» **Instruction**: Go through the listing and copy each line with the string "title".

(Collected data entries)

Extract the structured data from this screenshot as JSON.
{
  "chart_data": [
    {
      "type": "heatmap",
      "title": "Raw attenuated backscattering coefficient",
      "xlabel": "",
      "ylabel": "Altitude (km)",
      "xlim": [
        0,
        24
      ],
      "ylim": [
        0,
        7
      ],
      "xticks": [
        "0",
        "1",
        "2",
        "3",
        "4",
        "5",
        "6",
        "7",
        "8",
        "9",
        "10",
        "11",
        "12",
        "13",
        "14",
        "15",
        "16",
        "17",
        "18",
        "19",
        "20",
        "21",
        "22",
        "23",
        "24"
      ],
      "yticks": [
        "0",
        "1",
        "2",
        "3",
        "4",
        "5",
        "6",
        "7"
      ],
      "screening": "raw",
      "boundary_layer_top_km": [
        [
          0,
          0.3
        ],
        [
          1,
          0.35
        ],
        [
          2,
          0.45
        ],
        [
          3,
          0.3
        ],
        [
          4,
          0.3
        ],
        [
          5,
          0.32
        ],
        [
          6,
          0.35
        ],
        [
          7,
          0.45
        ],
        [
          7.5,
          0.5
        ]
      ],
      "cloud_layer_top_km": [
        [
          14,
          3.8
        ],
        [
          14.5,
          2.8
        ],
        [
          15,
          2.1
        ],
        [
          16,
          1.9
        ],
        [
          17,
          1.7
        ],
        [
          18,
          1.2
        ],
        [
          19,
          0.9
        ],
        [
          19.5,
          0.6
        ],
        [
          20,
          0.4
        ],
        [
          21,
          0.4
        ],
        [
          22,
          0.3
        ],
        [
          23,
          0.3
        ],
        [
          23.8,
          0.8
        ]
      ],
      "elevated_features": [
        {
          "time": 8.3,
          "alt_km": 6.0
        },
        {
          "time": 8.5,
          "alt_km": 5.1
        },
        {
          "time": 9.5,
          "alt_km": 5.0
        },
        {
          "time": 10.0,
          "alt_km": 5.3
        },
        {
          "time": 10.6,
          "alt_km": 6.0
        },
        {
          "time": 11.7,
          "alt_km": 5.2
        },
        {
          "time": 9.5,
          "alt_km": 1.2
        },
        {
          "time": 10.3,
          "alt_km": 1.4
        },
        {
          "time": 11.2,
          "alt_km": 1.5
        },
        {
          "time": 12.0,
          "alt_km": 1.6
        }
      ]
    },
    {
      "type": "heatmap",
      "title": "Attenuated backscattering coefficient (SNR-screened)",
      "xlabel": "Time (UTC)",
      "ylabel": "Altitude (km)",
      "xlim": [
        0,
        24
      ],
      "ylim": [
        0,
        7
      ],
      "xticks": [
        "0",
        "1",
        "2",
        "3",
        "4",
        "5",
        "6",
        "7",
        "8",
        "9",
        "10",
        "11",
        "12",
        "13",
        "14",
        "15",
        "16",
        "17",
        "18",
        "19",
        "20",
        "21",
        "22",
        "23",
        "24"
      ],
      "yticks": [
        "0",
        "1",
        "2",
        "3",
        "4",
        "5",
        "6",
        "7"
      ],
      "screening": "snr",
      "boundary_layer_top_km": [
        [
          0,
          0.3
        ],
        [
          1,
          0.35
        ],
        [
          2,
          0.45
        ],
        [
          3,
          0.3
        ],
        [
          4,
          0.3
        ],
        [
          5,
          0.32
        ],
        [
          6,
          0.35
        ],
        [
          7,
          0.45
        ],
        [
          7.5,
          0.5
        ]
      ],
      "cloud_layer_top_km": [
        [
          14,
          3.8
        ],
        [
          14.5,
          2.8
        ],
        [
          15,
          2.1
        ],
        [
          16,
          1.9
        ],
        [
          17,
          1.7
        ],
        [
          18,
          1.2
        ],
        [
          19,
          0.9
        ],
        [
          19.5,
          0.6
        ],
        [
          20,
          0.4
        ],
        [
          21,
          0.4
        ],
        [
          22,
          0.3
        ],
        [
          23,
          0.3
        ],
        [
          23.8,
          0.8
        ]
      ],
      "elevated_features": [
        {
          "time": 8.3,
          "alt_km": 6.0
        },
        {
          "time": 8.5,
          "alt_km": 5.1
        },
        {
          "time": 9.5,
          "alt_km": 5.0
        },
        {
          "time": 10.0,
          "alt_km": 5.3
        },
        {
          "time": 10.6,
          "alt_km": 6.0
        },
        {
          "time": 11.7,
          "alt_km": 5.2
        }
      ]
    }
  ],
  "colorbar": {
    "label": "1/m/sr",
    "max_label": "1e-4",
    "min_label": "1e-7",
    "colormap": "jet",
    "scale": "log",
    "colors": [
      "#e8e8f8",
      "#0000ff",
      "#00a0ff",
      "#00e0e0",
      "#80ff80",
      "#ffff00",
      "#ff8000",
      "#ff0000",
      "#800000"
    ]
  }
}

» **Task response**:
      "title": "Raw attenuated backscattering coefficient",
      "title": "Attenuated backscattering coefficient (SNR-screened)",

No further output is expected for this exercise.